Given task. Select and copy out every line in the records containing "المجلس".

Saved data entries

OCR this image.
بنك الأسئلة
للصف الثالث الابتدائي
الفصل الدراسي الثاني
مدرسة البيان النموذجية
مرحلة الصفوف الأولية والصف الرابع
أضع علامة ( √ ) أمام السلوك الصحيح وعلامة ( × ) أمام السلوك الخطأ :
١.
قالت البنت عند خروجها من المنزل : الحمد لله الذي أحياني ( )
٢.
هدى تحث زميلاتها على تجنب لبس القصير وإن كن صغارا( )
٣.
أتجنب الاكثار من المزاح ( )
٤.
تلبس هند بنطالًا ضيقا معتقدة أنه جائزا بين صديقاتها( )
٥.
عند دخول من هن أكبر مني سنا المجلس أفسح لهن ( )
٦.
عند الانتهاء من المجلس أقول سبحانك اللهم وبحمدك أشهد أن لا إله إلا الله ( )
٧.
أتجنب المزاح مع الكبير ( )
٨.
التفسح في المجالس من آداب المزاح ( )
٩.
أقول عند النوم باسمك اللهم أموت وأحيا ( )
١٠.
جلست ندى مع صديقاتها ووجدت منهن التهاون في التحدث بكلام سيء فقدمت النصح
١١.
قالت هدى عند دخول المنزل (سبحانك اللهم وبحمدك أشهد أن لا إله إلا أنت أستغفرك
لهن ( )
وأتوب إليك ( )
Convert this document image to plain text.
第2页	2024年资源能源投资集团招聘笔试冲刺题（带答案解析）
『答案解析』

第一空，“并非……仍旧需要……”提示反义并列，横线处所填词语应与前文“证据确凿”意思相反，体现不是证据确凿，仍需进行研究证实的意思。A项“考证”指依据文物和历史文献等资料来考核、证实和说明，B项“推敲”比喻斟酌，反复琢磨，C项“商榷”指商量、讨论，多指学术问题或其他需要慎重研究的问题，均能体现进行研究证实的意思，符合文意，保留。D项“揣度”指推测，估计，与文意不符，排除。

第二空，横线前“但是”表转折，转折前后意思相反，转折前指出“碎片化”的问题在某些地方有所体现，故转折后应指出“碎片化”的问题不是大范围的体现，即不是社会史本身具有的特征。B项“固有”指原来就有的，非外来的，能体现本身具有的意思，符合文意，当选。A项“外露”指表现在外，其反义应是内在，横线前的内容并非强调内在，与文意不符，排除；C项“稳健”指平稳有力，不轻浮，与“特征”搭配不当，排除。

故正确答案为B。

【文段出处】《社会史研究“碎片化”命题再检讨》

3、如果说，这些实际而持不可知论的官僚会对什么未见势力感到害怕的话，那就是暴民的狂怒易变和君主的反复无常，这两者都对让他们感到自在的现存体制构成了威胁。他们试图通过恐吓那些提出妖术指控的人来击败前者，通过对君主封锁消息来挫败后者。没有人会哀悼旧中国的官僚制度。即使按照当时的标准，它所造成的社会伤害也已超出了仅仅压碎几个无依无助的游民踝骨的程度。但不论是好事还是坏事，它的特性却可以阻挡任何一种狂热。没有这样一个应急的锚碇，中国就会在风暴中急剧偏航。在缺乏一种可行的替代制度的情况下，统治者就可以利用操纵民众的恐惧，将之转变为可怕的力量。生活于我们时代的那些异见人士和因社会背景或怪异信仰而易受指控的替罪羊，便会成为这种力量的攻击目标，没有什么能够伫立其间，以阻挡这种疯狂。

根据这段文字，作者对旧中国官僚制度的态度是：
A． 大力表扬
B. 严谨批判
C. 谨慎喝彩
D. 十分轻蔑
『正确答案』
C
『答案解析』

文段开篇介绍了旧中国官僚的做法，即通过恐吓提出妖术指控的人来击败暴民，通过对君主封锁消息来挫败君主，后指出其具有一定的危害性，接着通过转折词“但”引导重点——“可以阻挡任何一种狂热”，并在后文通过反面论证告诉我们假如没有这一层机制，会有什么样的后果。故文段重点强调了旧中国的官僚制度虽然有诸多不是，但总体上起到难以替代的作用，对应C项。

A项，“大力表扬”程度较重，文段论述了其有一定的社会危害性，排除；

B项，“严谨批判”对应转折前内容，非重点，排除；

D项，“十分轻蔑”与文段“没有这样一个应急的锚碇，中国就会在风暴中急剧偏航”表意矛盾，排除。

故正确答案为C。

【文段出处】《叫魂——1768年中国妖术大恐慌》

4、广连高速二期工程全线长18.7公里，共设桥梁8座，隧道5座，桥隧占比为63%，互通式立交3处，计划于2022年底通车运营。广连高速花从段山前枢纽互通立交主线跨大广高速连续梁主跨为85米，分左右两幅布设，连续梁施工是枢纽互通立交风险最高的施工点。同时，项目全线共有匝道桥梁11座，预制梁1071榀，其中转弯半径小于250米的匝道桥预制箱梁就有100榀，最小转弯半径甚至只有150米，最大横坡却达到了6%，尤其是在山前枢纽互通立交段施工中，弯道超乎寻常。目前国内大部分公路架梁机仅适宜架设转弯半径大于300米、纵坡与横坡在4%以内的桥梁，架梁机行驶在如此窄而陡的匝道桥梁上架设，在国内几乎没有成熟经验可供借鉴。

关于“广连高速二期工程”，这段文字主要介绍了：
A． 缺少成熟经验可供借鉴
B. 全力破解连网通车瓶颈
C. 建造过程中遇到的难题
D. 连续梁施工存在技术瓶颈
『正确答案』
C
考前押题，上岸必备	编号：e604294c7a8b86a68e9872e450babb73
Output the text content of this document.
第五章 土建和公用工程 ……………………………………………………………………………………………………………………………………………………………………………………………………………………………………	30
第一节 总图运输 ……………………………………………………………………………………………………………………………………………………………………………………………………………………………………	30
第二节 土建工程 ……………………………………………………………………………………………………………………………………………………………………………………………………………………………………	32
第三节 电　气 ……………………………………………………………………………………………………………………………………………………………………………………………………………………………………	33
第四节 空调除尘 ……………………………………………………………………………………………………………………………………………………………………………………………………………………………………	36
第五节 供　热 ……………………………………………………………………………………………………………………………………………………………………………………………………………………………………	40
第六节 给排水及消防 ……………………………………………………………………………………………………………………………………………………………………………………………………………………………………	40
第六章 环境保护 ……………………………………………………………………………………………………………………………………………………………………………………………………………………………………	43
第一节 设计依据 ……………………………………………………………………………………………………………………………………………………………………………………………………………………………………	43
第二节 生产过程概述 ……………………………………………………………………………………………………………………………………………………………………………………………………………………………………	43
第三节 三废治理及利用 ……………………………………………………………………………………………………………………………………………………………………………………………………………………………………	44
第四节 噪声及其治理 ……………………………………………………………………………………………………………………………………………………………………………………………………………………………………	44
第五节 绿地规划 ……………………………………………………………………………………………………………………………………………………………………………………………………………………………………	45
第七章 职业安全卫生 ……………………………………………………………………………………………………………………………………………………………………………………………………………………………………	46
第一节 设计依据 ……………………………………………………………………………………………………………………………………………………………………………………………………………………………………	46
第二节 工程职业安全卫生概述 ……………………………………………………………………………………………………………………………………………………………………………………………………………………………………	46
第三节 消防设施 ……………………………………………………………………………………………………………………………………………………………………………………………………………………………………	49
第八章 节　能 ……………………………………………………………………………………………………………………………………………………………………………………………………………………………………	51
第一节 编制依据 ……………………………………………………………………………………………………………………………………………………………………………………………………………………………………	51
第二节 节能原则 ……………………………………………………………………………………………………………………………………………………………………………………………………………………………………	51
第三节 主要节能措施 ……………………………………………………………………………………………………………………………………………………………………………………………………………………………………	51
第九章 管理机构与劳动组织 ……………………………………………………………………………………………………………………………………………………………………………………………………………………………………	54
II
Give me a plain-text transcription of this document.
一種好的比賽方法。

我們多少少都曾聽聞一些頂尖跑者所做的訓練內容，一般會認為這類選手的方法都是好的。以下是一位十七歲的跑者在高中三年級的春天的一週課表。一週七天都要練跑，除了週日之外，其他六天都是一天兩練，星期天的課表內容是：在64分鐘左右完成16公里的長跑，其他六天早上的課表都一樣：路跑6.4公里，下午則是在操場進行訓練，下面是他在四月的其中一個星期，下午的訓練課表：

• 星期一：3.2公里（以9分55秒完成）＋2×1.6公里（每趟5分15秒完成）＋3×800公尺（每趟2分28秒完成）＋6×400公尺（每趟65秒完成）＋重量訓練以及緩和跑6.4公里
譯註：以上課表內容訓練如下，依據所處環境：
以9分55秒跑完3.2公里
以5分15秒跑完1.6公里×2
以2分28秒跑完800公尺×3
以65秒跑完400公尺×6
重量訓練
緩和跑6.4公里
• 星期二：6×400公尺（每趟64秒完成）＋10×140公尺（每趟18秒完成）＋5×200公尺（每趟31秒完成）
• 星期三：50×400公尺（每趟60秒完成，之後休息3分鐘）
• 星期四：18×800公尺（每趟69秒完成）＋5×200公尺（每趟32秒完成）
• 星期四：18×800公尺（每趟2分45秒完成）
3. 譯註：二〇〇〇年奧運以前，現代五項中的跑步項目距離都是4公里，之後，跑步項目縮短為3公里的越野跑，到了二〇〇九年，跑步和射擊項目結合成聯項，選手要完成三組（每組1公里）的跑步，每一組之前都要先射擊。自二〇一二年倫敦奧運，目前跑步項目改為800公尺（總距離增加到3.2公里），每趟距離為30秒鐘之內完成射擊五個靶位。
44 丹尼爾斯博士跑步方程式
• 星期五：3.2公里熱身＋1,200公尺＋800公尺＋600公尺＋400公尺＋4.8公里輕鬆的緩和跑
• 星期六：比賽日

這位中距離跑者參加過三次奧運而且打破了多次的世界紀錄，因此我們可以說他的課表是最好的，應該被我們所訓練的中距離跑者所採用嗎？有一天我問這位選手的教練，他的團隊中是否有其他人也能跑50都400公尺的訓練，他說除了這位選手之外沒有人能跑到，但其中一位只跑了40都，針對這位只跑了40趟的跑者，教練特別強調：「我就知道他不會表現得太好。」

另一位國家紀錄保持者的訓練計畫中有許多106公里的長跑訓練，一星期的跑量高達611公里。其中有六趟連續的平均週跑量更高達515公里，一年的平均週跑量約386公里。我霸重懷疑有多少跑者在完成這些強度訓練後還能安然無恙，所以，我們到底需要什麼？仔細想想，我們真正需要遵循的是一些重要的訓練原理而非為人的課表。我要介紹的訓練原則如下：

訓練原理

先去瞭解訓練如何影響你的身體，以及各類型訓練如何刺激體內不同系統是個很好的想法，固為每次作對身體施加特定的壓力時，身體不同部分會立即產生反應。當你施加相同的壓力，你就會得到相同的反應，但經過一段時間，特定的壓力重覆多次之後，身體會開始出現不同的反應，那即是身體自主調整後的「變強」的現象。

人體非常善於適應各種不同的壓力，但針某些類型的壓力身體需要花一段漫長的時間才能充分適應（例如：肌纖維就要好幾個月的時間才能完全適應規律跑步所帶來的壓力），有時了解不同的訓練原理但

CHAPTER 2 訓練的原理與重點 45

Solution for this task.
عند دخول من هن أكبر مني سنا المجلس أفسح لهن ( )
عند الانتهاء من المجلس أقول سبحانك اللهم وبحمدك أشهد أن لا إله إلا الله ( )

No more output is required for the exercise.